Goal of the exercise:
Reproduce every row below character for character, keeping them in the same order.

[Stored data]
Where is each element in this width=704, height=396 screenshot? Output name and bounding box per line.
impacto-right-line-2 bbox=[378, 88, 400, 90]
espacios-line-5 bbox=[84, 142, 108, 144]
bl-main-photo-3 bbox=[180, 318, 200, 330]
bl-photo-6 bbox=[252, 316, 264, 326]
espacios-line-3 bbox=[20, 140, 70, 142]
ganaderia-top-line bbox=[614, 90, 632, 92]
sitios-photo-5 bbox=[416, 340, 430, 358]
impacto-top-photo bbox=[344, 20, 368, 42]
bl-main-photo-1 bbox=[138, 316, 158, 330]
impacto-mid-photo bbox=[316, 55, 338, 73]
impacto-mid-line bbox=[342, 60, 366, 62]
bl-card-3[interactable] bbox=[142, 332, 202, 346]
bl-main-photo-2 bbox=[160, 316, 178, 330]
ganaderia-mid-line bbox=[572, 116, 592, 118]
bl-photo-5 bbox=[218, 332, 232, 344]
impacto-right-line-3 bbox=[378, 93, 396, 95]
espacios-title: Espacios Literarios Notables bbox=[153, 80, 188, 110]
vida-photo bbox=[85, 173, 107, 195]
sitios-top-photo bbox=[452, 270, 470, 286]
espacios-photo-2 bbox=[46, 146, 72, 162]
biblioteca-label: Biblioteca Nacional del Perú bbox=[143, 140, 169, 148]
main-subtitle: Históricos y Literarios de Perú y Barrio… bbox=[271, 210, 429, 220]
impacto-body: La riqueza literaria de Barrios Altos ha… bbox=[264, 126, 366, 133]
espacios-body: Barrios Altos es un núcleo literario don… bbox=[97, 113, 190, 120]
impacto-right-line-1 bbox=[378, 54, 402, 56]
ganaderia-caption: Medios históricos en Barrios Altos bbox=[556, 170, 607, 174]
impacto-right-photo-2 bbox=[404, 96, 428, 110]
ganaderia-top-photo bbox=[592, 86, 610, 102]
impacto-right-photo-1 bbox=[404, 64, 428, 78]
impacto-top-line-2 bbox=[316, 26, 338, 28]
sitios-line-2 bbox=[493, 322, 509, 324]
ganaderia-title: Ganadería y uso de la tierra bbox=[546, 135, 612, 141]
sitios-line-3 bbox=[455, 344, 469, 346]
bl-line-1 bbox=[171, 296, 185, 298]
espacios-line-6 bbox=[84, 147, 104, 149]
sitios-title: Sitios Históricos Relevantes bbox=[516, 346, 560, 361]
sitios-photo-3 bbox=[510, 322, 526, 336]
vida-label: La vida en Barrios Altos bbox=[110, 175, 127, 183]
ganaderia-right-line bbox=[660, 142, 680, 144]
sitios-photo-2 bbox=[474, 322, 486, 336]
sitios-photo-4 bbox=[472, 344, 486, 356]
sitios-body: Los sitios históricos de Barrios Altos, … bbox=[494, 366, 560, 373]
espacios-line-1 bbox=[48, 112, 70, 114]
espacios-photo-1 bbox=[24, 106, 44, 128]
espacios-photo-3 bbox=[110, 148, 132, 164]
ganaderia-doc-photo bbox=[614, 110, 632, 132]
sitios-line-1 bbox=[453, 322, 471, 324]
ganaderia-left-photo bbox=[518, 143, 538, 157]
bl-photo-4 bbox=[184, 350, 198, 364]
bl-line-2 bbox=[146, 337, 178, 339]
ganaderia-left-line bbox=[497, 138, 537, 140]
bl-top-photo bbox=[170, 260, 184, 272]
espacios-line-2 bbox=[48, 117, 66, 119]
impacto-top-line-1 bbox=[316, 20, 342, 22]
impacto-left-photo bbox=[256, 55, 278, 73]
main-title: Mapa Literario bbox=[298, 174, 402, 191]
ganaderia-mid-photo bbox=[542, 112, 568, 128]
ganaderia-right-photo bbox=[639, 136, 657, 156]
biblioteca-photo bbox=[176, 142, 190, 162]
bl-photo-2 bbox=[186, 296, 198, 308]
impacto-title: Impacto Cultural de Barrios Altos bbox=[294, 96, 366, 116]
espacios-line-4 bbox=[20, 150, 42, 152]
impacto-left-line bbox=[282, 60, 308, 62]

Final result:
Where is each element in this width=704, height=396 screenshot? Output name and bounding box per line.
impacto-right-line-2 bbox=[378, 88, 400, 90]
espacios-line-5 bbox=[84, 142, 108, 144]
bl-main-photo-3 bbox=[180, 318, 200, 330]
bl-photo-6 bbox=[252, 316, 264, 326]
espacios-line-3 bbox=[20, 140, 70, 142]
ganaderia-top-line bbox=[614, 90, 632, 92]
sitios-photo-5 bbox=[416, 340, 430, 358]
impacto-top-photo bbox=[344, 20, 368, 42]
bl-main-photo-1 bbox=[138, 316, 158, 330]
impacto-mid-photo bbox=[316, 55, 338, 73]
impacto-mid-line bbox=[342, 60, 366, 62]
bl-card-3[interactable] bbox=[142, 332, 202, 346]
bl-main-photo-2 bbox=[160, 316, 178, 330]
ganaderia-mid-line bbox=[572, 116, 592, 118]
bl-photo-5 bbox=[218, 332, 232, 344]
impacto-right-line-3 bbox=[378, 93, 396, 95]
espacios-title: Espacios Literarios Notables bbox=[153, 80, 188, 110]
vida-photo bbox=[85, 173, 107, 195]
sitios-top-photo bbox=[452, 270, 470, 286]
espacios-photo-2 bbox=[46, 146, 72, 162]
biblioteca-label: Biblioteca Nacional del Perú bbox=[143, 140, 169, 148]
main-subtitle: Históricos y Literarios de Perú y Barrio… bbox=[271, 210, 429, 220]
impacto-body: La riqueza literaria de Barrios Altos ha… bbox=[264, 126, 366, 133]
espacios-body: Barrios Altos es un núcleo literario don… bbox=[97, 113, 190, 120]
impacto-right-line-1 bbox=[378, 54, 402, 56]
ganaderia-caption: Medios históricos en Barrios Altos bbox=[556, 170, 607, 174]
impacto-right-photo-2 bbox=[404, 96, 428, 110]
ganaderia-top-photo bbox=[592, 86, 610, 102]
impacto-right-photo-1 bbox=[404, 64, 428, 78]
impacto-top-line-2 bbox=[316, 26, 338, 28]
sitios-line-2 bbox=[493, 322, 509, 324]
ganaderia-title: Ganadería y uso de la tierra bbox=[546, 135, 612, 141]
sitios-line-3 bbox=[455, 344, 469, 346]
bl-line-1 bbox=[171, 296, 185, 298]
espacios-line-6 bbox=[84, 147, 104, 149]
sitios-title: Sitios Históricos Relevantes bbox=[516, 346, 560, 361]
sitios-photo-3 bbox=[510, 322, 526, 336]
vida-label: La vida en Barrios Altos bbox=[110, 175, 127, 183]
ganaderia-right-line bbox=[660, 142, 680, 144]
sitios-photo-2 bbox=[474, 322, 486, 336]
sitios-photo-4 bbox=[472, 344, 486, 356]
sitios-body: Los sitios históricos de Barrios Altos, … bbox=[494, 366, 560, 373]
espacios-line-1 bbox=[48, 112, 70, 114]
espacios-photo-1 bbox=[24, 106, 44, 128]
espacios-photo-3 bbox=[110, 148, 132, 164]
ganaderia-doc-photo bbox=[614, 110, 632, 132]
sitios-line-1 bbox=[453, 322, 471, 324]
ganaderia-left-photo bbox=[518, 143, 538, 157]
bl-photo-4 bbox=[184, 350, 198, 364]
bl-line-2 bbox=[146, 337, 178, 339]
ganaderia-left-line bbox=[497, 138, 537, 140]
bl-top-photo bbox=[170, 260, 184, 272]
espacios-line-2 bbox=[48, 117, 66, 119]
impacto-top-line-1 bbox=[316, 20, 342, 22]
impacto-left-photo bbox=[256, 55, 278, 73]
main-title: Mapa Literario bbox=[298, 174, 402, 191]
ganaderia-mid-photo bbox=[542, 112, 568, 128]
ganaderia-right-photo bbox=[639, 136, 657, 156]
biblioteca-photo bbox=[176, 142, 190, 162]
bl-photo-2 bbox=[186, 296, 198, 308]
impacto-title: Impacto Cultural de Barrios Altos bbox=[294, 96, 366, 116]
espacios-line-4 bbox=[20, 150, 42, 152]
impacto-left-line bbox=[282, 60, 308, 62]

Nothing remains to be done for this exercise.